» **Exercise requirements**: Reproduce every line of the data below without changing a single character.

» **Data supplied**:
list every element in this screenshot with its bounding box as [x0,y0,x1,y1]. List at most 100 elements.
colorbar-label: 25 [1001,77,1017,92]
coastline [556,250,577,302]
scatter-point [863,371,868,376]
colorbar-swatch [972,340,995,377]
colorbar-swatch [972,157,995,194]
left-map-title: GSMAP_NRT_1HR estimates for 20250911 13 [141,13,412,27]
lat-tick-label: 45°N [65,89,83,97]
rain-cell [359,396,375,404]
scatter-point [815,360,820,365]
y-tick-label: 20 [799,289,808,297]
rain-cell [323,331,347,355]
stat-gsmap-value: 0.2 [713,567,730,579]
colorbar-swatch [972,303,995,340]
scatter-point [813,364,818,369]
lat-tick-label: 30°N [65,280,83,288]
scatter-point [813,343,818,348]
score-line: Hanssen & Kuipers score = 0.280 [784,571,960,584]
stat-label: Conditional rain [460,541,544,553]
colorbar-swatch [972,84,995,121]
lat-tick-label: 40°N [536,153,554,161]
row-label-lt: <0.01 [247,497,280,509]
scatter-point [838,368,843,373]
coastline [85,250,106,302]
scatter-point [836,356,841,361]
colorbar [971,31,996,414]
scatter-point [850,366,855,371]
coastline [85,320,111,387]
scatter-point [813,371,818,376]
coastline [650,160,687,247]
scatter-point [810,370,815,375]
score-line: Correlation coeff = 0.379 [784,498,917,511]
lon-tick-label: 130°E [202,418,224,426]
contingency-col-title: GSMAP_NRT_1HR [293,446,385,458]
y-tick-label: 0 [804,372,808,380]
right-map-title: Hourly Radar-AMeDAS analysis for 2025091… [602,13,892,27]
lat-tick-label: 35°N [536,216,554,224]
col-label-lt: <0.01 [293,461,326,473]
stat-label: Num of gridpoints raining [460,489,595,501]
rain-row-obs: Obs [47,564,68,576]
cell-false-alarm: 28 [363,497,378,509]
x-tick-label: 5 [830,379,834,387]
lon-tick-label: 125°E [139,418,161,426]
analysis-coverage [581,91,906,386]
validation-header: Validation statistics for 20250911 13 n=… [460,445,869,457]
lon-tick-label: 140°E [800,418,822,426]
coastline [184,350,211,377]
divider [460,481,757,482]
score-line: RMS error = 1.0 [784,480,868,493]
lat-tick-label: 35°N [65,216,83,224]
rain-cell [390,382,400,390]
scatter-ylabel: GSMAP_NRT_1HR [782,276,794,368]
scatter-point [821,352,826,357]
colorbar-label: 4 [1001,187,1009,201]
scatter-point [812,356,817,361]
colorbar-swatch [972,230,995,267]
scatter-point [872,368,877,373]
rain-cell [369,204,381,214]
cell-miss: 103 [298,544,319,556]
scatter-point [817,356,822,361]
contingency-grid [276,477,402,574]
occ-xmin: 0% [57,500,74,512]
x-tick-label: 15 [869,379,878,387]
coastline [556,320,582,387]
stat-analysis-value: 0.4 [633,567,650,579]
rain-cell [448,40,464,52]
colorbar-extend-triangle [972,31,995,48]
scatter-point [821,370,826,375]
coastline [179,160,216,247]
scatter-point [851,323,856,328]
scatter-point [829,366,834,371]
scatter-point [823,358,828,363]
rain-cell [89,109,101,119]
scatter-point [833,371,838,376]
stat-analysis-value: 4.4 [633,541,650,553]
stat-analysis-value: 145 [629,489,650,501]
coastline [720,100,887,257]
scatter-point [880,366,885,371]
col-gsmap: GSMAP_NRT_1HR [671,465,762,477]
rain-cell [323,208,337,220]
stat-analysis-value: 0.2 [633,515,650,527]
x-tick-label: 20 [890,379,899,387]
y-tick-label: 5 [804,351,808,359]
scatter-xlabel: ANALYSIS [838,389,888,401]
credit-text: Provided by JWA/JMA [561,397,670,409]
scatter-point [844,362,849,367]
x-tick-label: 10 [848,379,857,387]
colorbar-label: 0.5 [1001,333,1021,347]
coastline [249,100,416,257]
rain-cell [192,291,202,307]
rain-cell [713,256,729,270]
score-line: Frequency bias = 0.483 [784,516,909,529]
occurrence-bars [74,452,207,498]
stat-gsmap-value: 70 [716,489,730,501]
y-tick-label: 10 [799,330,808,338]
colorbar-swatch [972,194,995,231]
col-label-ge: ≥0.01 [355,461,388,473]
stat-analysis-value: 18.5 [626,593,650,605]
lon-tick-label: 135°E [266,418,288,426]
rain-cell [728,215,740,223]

» **Answer for this exercise**:
list every element in this screenshot with its bounding box as [x0,y0,x1,y1]. List at most 100 elements.
colorbar-label: 25 [1001,77,1017,92]
coastline [556,250,577,302]
scatter-point [863,371,868,376]
colorbar-swatch [972,340,995,377]
colorbar-swatch [972,157,995,194]
left-map-title: GSMAP_NRT_1HR estimates for 20250911 13 [141,13,412,27]
lat-tick-label: 45°N [65,89,83,97]
rain-cell [359,396,375,404]
scatter-point [815,360,820,365]
y-tick-label: 20 [799,289,808,297]
rain-cell [323,331,347,355]
stat-gsmap-value: 0.2 [713,567,730,579]
colorbar-swatch [972,303,995,340]
scatter-point [813,364,818,369]
lat-tick-label: 30°N [65,280,83,288]
scatter-point [813,343,818,348]
score-line: Hanssen & Kuipers score = 0.280 [784,571,960,584]
stat-label: Conditional rain [460,541,544,553]
colorbar-swatch [972,84,995,121]
lat-tick-label: 40°N [536,153,554,161]
row-label-lt: <0.01 [247,497,280,509]
scatter-point [838,368,843,373]
coastline [85,250,106,302]
scatter-point [836,356,841,361]
colorbar [971,31,996,414]
scatter-point [850,366,855,371]
coastline [85,320,111,387]
scatter-point [813,371,818,376]
coastline [650,160,687,247]
scatter-point [810,370,815,375]
score-line: Correlation coeff = 0.379 [784,498,917,511]
lon-tick-label: 130°E [202,418,224,426]
contingency-col-title: GSMAP_NRT_1HR [293,446,385,458]
y-tick-label: 0 [804,372,808,380]
right-map-title: Hourly Radar-AMeDAS analysis for 2025091… [602,13,892,27]
lat-tick-label: 35°N [536,216,554,224]
col-label-lt: <0.01 [293,461,326,473]
stat-label: Num of gridpoints raining [460,489,595,501]
rain-row-obs: Obs [47,564,68,576]
cell-false-alarm: 28 [363,497,378,509]
x-tick-label: 5 [830,379,834,387]
lon-tick-label: 125°E [139,418,161,426]
analysis-coverage [581,91,906,386]
validation-header: Validation statistics for 20250911 13 n=… [460,445,869,457]
lon-tick-label: 140°E [800,418,822,426]
coastline [184,350,211,377]
divider [460,481,757,482]
score-line: RMS error = 1.0 [784,480,868,493]
lat-tick-label: 35°N [65,216,83,224]
rain-cell [390,382,400,390]
scatter-ylabel: GSMAP_NRT_1HR [782,276,794,368]
scatter-point [821,352,826,357]
colorbar-label: 4 [1001,187,1009,201]
scatter-point [812,356,817,361]
colorbar-swatch [972,230,995,267]
scatter-point [872,368,877,373]
rain-cell [369,204,381,214]
cell-miss: 103 [298,544,319,556]
scatter-point [817,356,822,361]
contingency-grid [276,477,402,574]
occ-xmin: 0% [57,500,74,512]
x-tick-label: 15 [869,379,878,387]
coastline [556,320,582,387]
stat-analysis-value: 0.4 [633,567,650,579]
rain-cell [448,40,464,52]
colorbar-extend-triangle [972,31,995,48]
scatter-point [821,370,826,375]
coastline [179,160,216,247]
scatter-point [851,323,856,328]
scatter-point [829,366,834,371]
scatter-point [823,358,828,363]
rain-cell [89,109,101,119]
scatter-point [833,371,838,376]
stat-analysis-value: 4.4 [633,541,650,553]
stat-analysis-value: 145 [629,489,650,501]
coastline [720,100,887,257]
scatter-point [880,366,885,371]
col-gsmap: GSMAP_NRT_1HR [671,465,762,477]
rain-cell [323,208,337,220]
stat-analysis-value: 0.2 [633,515,650,527]
x-tick-label: 20 [890,379,899,387]
y-tick-label: 5 [804,351,808,359]
scatter-xlabel: ANALYSIS [838,389,888,401]
credit-text: Provided by JWA/JMA [561,397,670,409]
scatter-point [844,362,849,367]
x-tick-label: 10 [848,379,857,387]
colorbar-label: 0.5 [1001,333,1021,347]
coastline [249,100,416,257]
rain-cell [192,291,202,307]
rain-cell [713,256,729,270]
score-line: Frequency bias = 0.483 [784,516,909,529]
occurrence-bars [74,452,207,498]
stat-gsmap-value: 70 [716,489,730,501]
y-tick-label: 10 [799,330,808,338]
colorbar-swatch [972,194,995,231]
col-label-ge: ≥0.01 [355,461,388,473]
stat-analysis-value: 18.5 [626,593,650,605]
lon-tick-label: 135°E [266,418,288,426]
rain-cell [728,215,740,223]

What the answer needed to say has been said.